▸ **DATA FOR PROCESSING**
* * * *

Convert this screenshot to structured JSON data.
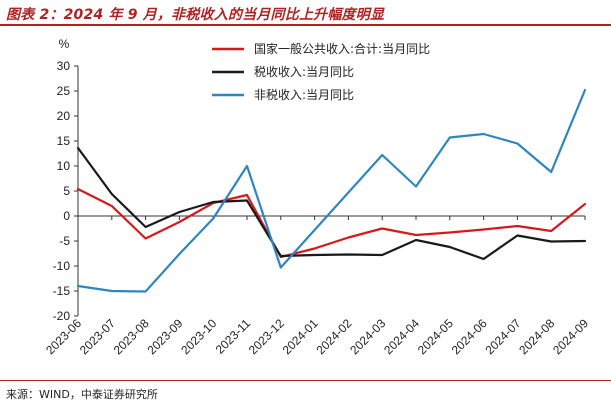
{
  "header": {
    "title": "图表 2：2024 年 9 月，非税收入的当月同比上升幅度明显"
  },
  "footer": {
    "source": "来源：WIND，中泰证券研究所"
  },
  "chart_data": {
    "type": "line",
    "ylabel": "%",
    "ylim": [
      -20,
      30
    ],
    "yticks": [
      -20,
      -15,
      -10,
      -5,
      0,
      5,
      10,
      15,
      20,
      25,
      30
    ],
    "grid": false,
    "legend_position": "top-center",
    "categories": [
      "2023-06",
      "2023-07",
      "2023-08",
      "2023-09",
      "2023-10",
      "2023-11",
      "2023-12",
      "2024-01",
      "2024-02",
      "2024-03",
      "2024-04",
      "2024-05",
      "2024-06",
      "2024-07",
      "2024-08",
      "2024-09"
    ],
    "series": [
      {
        "name": "国家一般公共收入:合计:当月同比",
        "color": "#d7191c",
        "x": [
          0,
          1,
          2,
          3,
          4,
          5,
          6,
          7,
          8,
          9,
          10,
          11,
          12,
          13,
          14,
          15
        ],
        "values": [
          5.4,
          2.0,
          -4.5,
          -1.2,
          2.6,
          4.2,
          -8.2,
          -6.5,
          -4.3,
          -2.5,
          -3.8,
          -3.3,
          -2.7,
          -2.0,
          -3.0,
          2.4
        ]
      },
      {
        "name": "税收收入:当月同比",
        "color": "#1a1a1a",
        "x": [
          0,
          1,
          2,
          3,
          4,
          5,
          6,
          7,
          8,
          9,
          10,
          11,
          12,
          13,
          14,
          15
        ],
        "values": [
          13.6,
          4.4,
          -2.2,
          0.8,
          2.8,
          3.1,
          -8.0,
          -7.8,
          -7.7,
          -7.8,
          -4.8,
          -6.2,
          -8.6,
          -3.9,
          -5.1,
          -5.0
        ]
      },
      {
        "name": "非税收入:当月同比",
        "color": "#2e86c1",
        "x": [
          0,
          1,
          2,
          3,
          4,
          5,
          6,
          9,
          10,
          11,
          12,
          13,
          14,
          15
        ],
        "values": [
          -14.0,
          -15.0,
          -15.1,
          -7.6,
          -0.5,
          10.0,
          -10.3,
          12.2,
          5.9,
          15.7,
          16.4,
          14.5,
          8.8,
          25.2
        ]
      }
    ]
  }
}
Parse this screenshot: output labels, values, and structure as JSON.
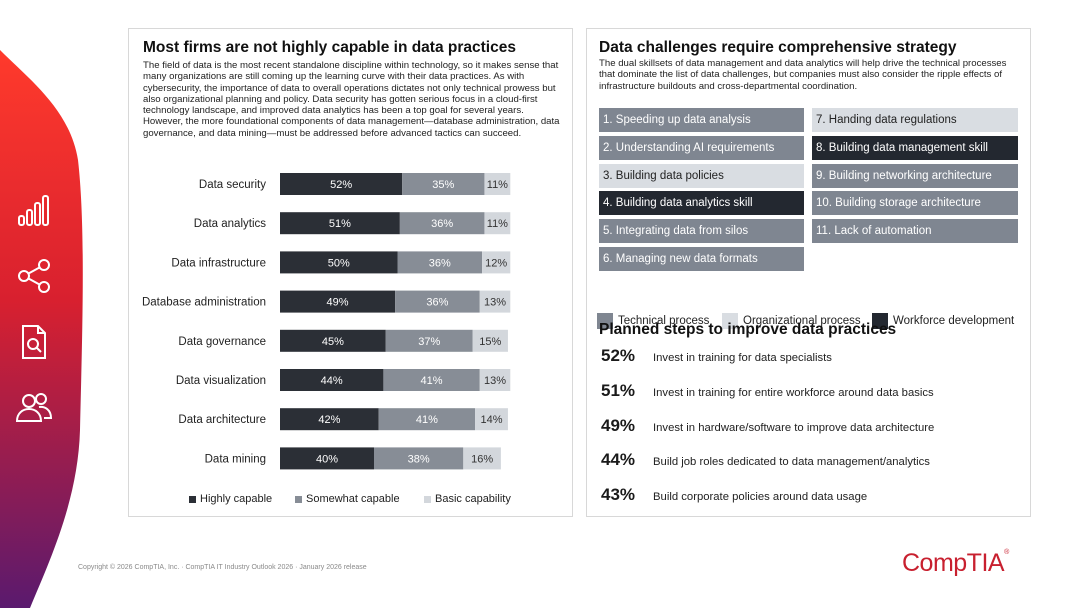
{
  "left_panel": {
    "title": "Most firms are not highly capable in data practices",
    "body": "The field of data is the most recent standalone discipline within technology, so it makes sense that many organizations are still coming up the learning curve with their data practices. As with cybersecurity, the importance of data to overall operations dictates not only technical prowess but also organizational planning and policy. Data security has gotten serious focus in a cloud-first technology landscape, and improved data analytics has been a top goal for several years. However, the more foundational components of data management—database administration, data governance, and data mining—must be addressed before advanced tactics can succeed."
  },
  "chart_data": {
    "type": "bar",
    "orientation": "horizontal",
    "stacked": true,
    "categories": [
      "Data security",
      "Data analytics",
      "Data infrastructure",
      "Database administration",
      "Data governance",
      "Data visualization",
      "Data architecture",
      "Data mining"
    ],
    "series": [
      {
        "name": "Highly capable",
        "values": [
          52,
          51,
          50,
          49,
          45,
          44,
          42,
          40
        ],
        "color": "#2b2f36"
      },
      {
        "name": "Somewhat capable",
        "values": [
          35,
          36,
          36,
          36,
          37,
          41,
          41,
          38
        ],
        "color": "#878d96"
      },
      {
        "name": "Basic capability",
        "values": [
          11,
          11,
          12,
          13,
          15,
          13,
          14,
          16
        ],
        "color": "#d3d7dc"
      }
    ],
    "value_suffix": "%",
    "legend_position": "bottom",
    "xlim": [
      0,
      100
    ]
  },
  "right_panel": {
    "title": "Data challenges require comprehensive strategy",
    "body": "The dual skillsets of data management and data analytics will help drive the technical processes that dominate the list of data challenges, but companies must also consider the ripple effects of infrastructure buildouts and cross-departmental coordination.",
    "challenges_col1": [
      {
        "label": "1. Speeding up data analysis",
        "type": "tech"
      },
      {
        "label": "2. Understanding AI requirements",
        "type": "tech"
      },
      {
        "label": "3. Building data policies",
        "type": "org"
      },
      {
        "label": "4. Building data analytics skill",
        "type": "work"
      },
      {
        "label": "5. Integrating data from silos",
        "type": "tech"
      },
      {
        "label": "6. Managing new data formats",
        "type": "tech"
      }
    ],
    "challenges_col2": [
      {
        "label": "7. Handing data regulations",
        "type": "org"
      },
      {
        "label": "8. Building data management skill",
        "type": "work"
      },
      {
        "label": "9. Building networking architecture",
        "type": "tech"
      },
      {
        "label": "10. Building storage architecture",
        "type": "tech"
      },
      {
        "label": "11. Lack of automation",
        "type": "tech"
      }
    ],
    "key": {
      "technical": "Technical process",
      "organizational": "Organizational process",
      "workforce": "Workforce development"
    },
    "steps_title": "Planned steps to improve data practices",
    "steps": [
      {
        "pct": "52%",
        "text": "Invest in training for data specialists"
      },
      {
        "pct": "51%",
        "text": "Invest in training for entire workforce around data basics"
      },
      {
        "pct": "49%",
        "text": "Invest in hardware/software to improve data architecture"
      },
      {
        "pct": "44%",
        "text": "Build job roles dedicated to data management/analytics"
      },
      {
        "pct": "43%",
        "text": "Build corporate policies around data usage"
      }
    ]
  },
  "colors": {
    "tech": "#7f8691",
    "org": "#d9dde2",
    "work": "#232830",
    "brand": "#c8202f"
  },
  "footer": "Copyright © 2026 CompTIA, Inc. · CompTIA IT Industry Outlook 2026 · January 2026 release",
  "logo": "CompTIA",
  "sidebar_icons": [
    "bar-chart-icon",
    "share-icon",
    "document-search-icon",
    "users-icon"
  ]
}
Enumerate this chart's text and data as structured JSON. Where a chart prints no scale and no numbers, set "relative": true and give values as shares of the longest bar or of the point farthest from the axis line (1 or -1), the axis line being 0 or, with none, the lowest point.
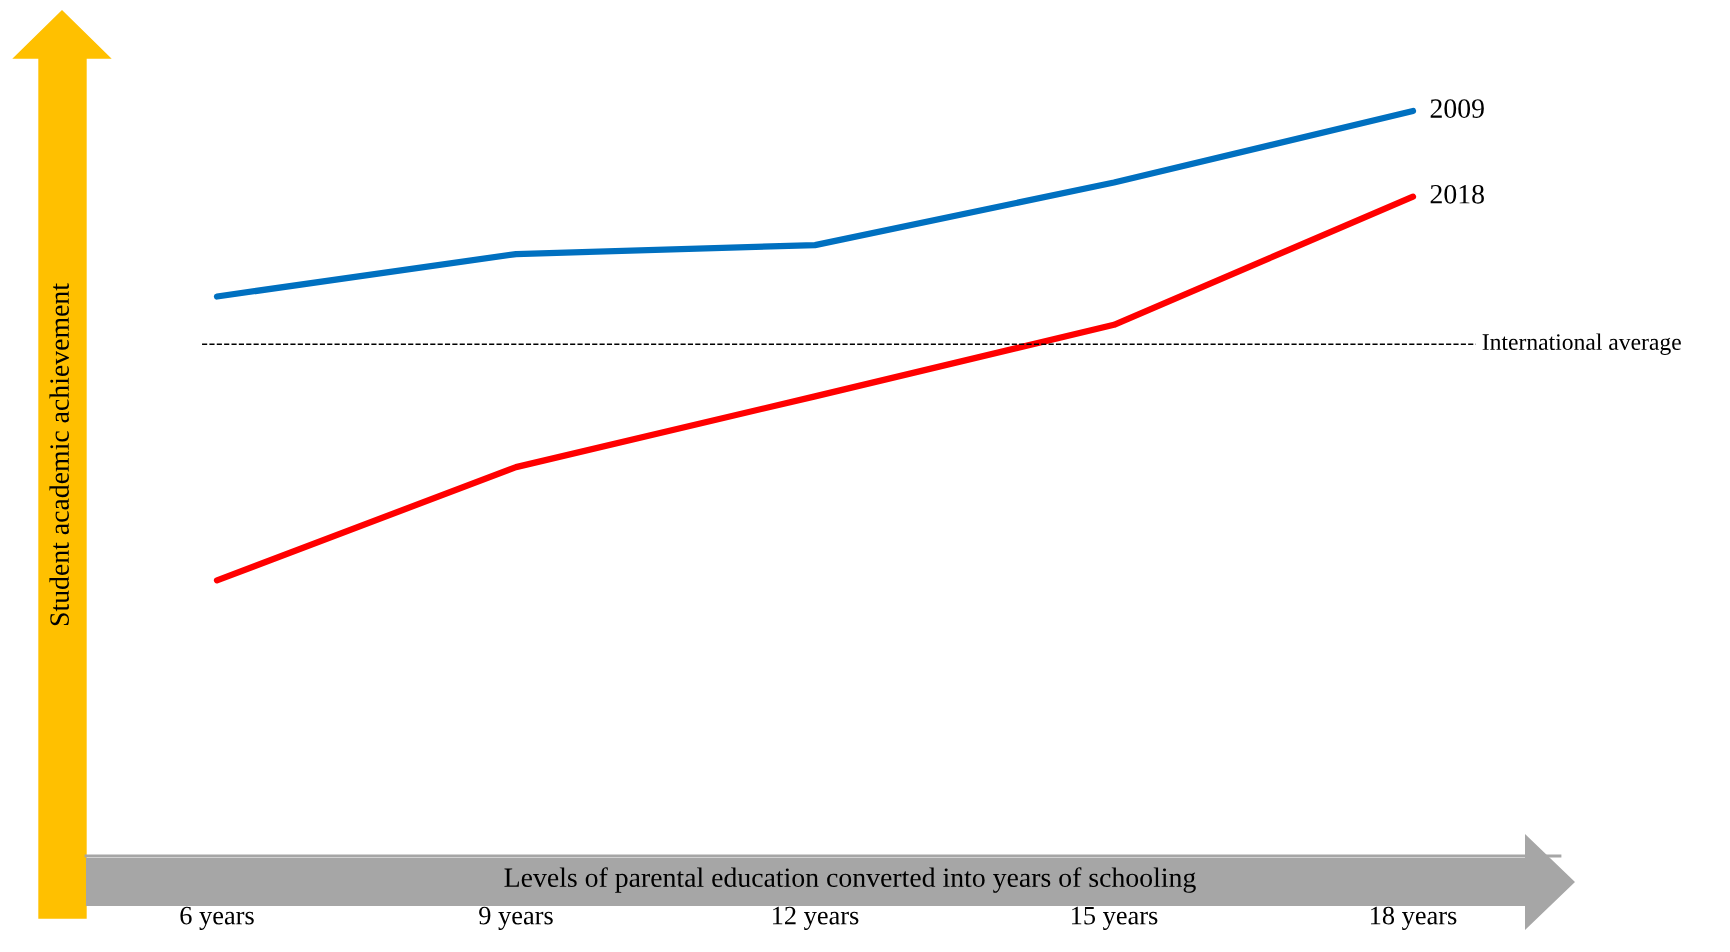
{
  "chart_data": {
    "type": "line",
    "relative": true,
    "xlabel": "Levels of parental education converted into years of schooling",
    "ylabel": "Student academic achievement",
    "categories": [
      "6 years",
      "9 years",
      "12 years",
      "15 years",
      "18 years"
    ],
    "series": [
      {
        "name": "2009",
        "color": "#0070c0",
        "values": [
          0.751,
          0.808,
          0.82,
          0.904,
          1.0
        ]
      },
      {
        "name": "2018",
        "color": "#ff0000",
        "values": [
          0.37,
          0.522,
          0.617,
          0.713,
          0.885
        ]
      }
    ],
    "ref_lines": [
      {
        "axis": "y",
        "value": 0.687,
        "label": "International average",
        "color": "#000000",
        "line_style": "dashed"
      }
    ],
    "marker": "none",
    "line_style": "solid",
    "grid": false,
    "legend": false
  }
}
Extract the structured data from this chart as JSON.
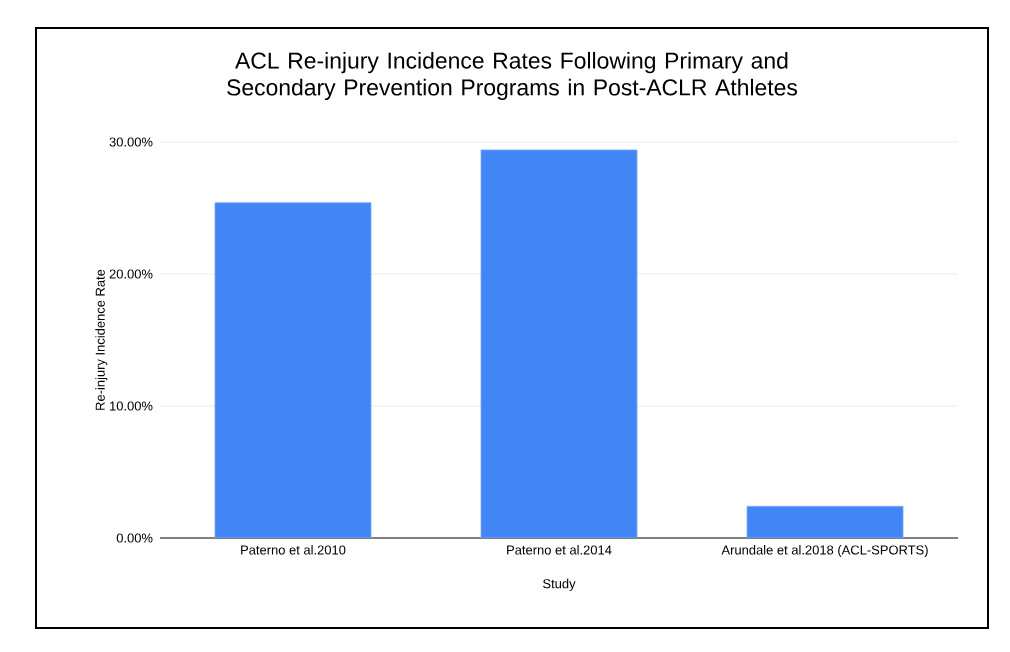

* * * *

▸ **STATED EXERCISE**
Extract every line of the data exactly; pictures stay out.

▸ **SOLVED EXERCISE**
Convert this screenshot to structured JSON data.
{
  "header": {
    "title": "图表 2：2024 年 9 月，非税收入的当月同比上升幅度明显"
  },
  "footer": {
    "source": "来源：WIND，中泰证券研究所"
  },
  "chart_data": {
    "type": "line",
    "ylabel": "%",
    "ylim": [
      -20,
      30
    ],
    "yticks": [
      -20,
      -15,
      -10,
      -5,
      0,
      5,
      10,
      15,
      20,
      25,
      30
    ],
    "grid": false,
    "legend_position": "top-center",
    "categories": [
      "2023-06",
      "2023-07",
      "2023-08",
      "2023-09",
      "2023-10",
      "2023-11",
      "2023-12",
      "2024-01",
      "2024-02",
      "2024-03",
      "2024-04",
      "2024-05",
      "2024-06",
      "2024-07",
      "2024-08",
      "2024-09"
    ],
    "series": [
      {
        "name": "国家一般公共收入:合计:当月同比",
        "color": "#d7191c",
        "x": [
          0,
          1,
          2,
          3,
          4,
          5,
          6,
          7,
          8,
          9,
          10,
          11,
          12,
          13,
          14,
          15
        ],
        "values": [
          5.4,
          2.0,
          -4.5,
          -1.2,
          2.6,
          4.2,
          -8.2,
          -6.5,
          -4.3,
          -2.5,
          -3.8,
          -3.3,
          -2.7,
          -2.0,
          -3.0,
          2.4
        ]
      },
      {
        "name": "税收收入:当月同比",
        "color": "#1a1a1a",
        "x": [
          0,
          1,
          2,
          3,
          4,
          5,
          6,
          7,
          8,
          9,
          10,
          11,
          12,
          13,
          14,
          15
        ],
        "values": [
          13.6,
          4.4,
          -2.2,
          0.8,
          2.8,
          3.1,
          -8.0,
          -7.8,
          -7.7,
          -7.8,
          -4.8,
          -6.2,
          -8.6,
          -3.9,
          -5.1,
          -5.0
        ]
      },
      {
        "name": "非税收入:当月同比",
        "color": "#2e86c1",
        "x": [
          0,
          1,
          2,
          3,
          4,
          5,
          6,
          9,
          10,
          11,
          12,
          13,
          14,
          15
        ],
        "values": [
          -14.0,
          -15.0,
          -15.1,
          -7.6,
          -0.5,
          10.0,
          -10.3,
          12.2,
          5.9,
          15.7,
          16.4,
          14.5,
          8.8,
          25.2
        ]
      }
    ]
  }
}
Parse this screenshot: output labels, values, and structure as JSON.
{
  "left_panel": {
    "title": "Most firms are not highly capable in data practices",
    "body": "The field of data is the most recent standalone discipline within technology, so it makes sense that many organizations are still coming up the learning curve with their data practices. As with cybersecurity, the importance of data to overall operations dictates not only technical prowess but also organizational planning and policy. Data security has gotten serious focus in a cloud-first technology landscape, and improved data analytics has been a top goal for several years. However, the more foundational components of data management—database administration, data governance, and data mining—must be addressed before advanced tactics can succeed."
  },
  "chart_data": {
    "type": "bar",
    "orientation": "horizontal",
    "stacked": true,
    "categories": [
      "Data security",
      "Data analytics",
      "Data infrastructure",
      "Database administration",
      "Data governance",
      "Data visualization",
      "Data architecture",
      "Data mining"
    ],
    "series": [
      {
        "name": "Highly capable",
        "values": [
          52,
          51,
          50,
          49,
          45,
          44,
          42,
          40
        ],
        "color": "#2b2f36"
      },
      {
        "name": "Somewhat capable",
        "values": [
          35,
          36,
          36,
          36,
          37,
          41,
          41,
          38
        ],
        "color": "#878d96"
      },
      {
        "name": "Basic capability",
        "values": [
          11,
          11,
          12,
          13,
          15,
          13,
          14,
          16
        ],
        "color": "#d3d7dc"
      }
    ],
    "value_suffix": "%",
    "legend_position": "bottom",
    "xlim": [
      0,
      100
    ]
  },
  "right_panel": {
    "title": "Data challenges require comprehensive strategy",
    "body": "The dual skillsets of data management and data analytics will help drive the technical processes that dominate the list of data challenges, but companies must also consider the ripple effects of infrastructure buildouts and cross-departmental coordination.",
    "challenges_col1": [
      {
        "label": "1. Speeding up data analysis",
        "type": "tech"
      },
      {
        "label": "2. Understanding AI requirements",
        "type": "tech"
      },
      {
        "label": "3. Building data policies",
        "type": "org"
      },
      {
        "label": "4. Building data analytics skill",
        "type": "work"
      },
      {
        "label": "5. Integrating data from silos",
        "type": "tech"
      },
      {
        "label": "6. Managing new data formats",
        "type": "tech"
      }
    ],
    "challenges_col2": [
      {
        "label": "7. Handing data regulations",
        "type": "org"
      },
      {
        "label": "8. Building data management skill",
        "type": "work"
      },
      {
        "label": "9. Building networking architecture",
        "type": "tech"
      },
      {
        "label": "10. Building storage architecture",
        "type": "tech"
      },
      {
        "label": "11. Lack of automation",
        "type": "tech"
      }
    ],
    "key": {
      "technical": "Technical process",
      "organizational": "Organizational process",
      "workforce": "Workforce development"
    },
    "steps_title": "Planned steps to improve data practices",
    "steps": [
      {
        "pct": "52%",
        "text": "Invest in training for data specialists"
      },
      {
        "pct": "51%",
        "text": "Invest in training for entire workforce around data basics"
      },
      {
        "pct": "49%",
        "text": "Invest in hardware/software to improve data architecture"
      },
      {
        "pct": "44%",
        "text": "Build job roles dedicated to data management/analytics"
      },
      {
        "pct": "43%",
        "text": "Build corporate policies around data usage"
      }
    ]
  },
  "colors": {
    "tech": "#7f8691",
    "org": "#d9dde2",
    "work": "#232830",
    "brand": "#c8202f"
  },
  "footer": "Copyright © 2026 CompTIA, Inc. · CompTIA IT Industry Outlook 2026 · January 2026 release",
  "logo": "CompTIA",
  "sidebar_icons": [
    "bar-chart-icon",
    "share-icon",
    "document-search-icon",
    "users-icon"
  ]
}
Enumerate this chart's text and data as structured JSON. Where a chart prints no scale and no numbers, set "relative": true and give values as shares of the longest bar or of the point farthest from the axis line (1 or -1), the axis line being 0 or, with none, the lowest point.
{
  "chart_data": {
    "type": "line",
    "relative": true,
    "xlabel": "Levels of parental education converted into years of schooling",
    "ylabel": "Student academic achievement",
    "categories": [
      "6 years",
      "9 years",
      "12 years",
      "15 years",
      "18 years"
    ],
    "series": [
      {
        "name": "2009",
        "color": "#0070c0",
        "values": [
          0.751,
          0.808,
          0.82,
          0.904,
          1.0
        ]
      },
      {
        "name": "2018",
        "color": "#ff0000",
        "values": [
          0.37,
          0.522,
          0.617,
          0.713,
          0.885
        ]
      }
    ],
    "ref_lines": [
      {
        "axis": "y",
        "value": 0.687,
        "label": "International average",
        "color": "#000000",
        "line_style": "dashed"
      }
    ],
    "marker": "none",
    "line_style": "solid",
    "grid": false,
    "legend": false
  }
}
Extract the structured data from this chart as JSON.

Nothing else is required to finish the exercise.